The task - Copy out lines with the word "Zavěsit" from the material that follows.

Records:
---+---

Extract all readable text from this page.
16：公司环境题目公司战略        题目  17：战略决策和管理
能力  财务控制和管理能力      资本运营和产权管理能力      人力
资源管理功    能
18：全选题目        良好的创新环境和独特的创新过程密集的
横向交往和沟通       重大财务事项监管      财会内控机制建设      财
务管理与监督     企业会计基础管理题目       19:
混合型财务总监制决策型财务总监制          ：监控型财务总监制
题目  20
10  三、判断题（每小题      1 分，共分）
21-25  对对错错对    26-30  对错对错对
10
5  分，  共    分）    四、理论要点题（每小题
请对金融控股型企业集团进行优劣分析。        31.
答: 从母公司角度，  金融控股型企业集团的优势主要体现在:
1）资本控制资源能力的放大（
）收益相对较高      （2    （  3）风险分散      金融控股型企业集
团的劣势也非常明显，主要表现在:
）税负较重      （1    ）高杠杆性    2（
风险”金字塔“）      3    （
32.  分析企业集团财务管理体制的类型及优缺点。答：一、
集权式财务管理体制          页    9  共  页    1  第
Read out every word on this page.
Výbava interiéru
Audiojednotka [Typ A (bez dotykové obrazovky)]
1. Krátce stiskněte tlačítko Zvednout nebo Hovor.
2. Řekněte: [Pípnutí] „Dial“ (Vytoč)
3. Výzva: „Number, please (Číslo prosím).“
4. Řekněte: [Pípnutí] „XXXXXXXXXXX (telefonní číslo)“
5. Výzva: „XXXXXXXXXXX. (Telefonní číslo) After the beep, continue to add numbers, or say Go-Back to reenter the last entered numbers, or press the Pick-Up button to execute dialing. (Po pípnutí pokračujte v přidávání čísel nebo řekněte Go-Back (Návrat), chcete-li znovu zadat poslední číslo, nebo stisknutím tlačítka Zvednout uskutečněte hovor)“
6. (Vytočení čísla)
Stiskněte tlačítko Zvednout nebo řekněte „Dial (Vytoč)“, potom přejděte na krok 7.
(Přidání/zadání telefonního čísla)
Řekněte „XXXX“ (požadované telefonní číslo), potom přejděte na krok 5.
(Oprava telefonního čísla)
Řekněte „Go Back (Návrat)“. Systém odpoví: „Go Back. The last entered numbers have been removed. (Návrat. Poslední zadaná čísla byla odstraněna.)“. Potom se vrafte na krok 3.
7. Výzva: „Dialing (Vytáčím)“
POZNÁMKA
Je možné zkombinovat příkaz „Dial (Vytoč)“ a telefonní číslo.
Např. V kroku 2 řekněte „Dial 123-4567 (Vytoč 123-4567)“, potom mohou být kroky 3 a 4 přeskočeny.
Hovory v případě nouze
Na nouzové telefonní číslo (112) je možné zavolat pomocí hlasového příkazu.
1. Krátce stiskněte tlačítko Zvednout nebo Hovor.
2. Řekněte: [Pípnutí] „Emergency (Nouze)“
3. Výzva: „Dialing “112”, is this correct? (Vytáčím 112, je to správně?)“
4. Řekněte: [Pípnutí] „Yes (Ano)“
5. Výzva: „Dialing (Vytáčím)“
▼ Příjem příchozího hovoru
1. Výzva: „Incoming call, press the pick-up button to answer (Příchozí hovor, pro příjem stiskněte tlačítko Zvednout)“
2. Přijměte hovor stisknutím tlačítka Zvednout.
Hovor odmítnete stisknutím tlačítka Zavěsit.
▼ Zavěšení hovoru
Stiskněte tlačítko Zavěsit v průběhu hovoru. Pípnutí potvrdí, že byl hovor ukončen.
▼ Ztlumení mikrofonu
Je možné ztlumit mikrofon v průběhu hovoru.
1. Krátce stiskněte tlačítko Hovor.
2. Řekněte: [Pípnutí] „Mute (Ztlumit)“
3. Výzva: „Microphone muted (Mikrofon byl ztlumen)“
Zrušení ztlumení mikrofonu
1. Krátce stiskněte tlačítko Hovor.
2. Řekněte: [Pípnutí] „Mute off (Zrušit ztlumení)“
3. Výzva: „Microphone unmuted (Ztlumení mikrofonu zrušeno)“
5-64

---+---

Finished answer -
Hovor odmítnete stisknutím tlačítka Zavěsit.
Stiskněte tlačítko Zavěsit v průběhu hovoru. Pípnutí potvrdí, že byl hovor ukončen.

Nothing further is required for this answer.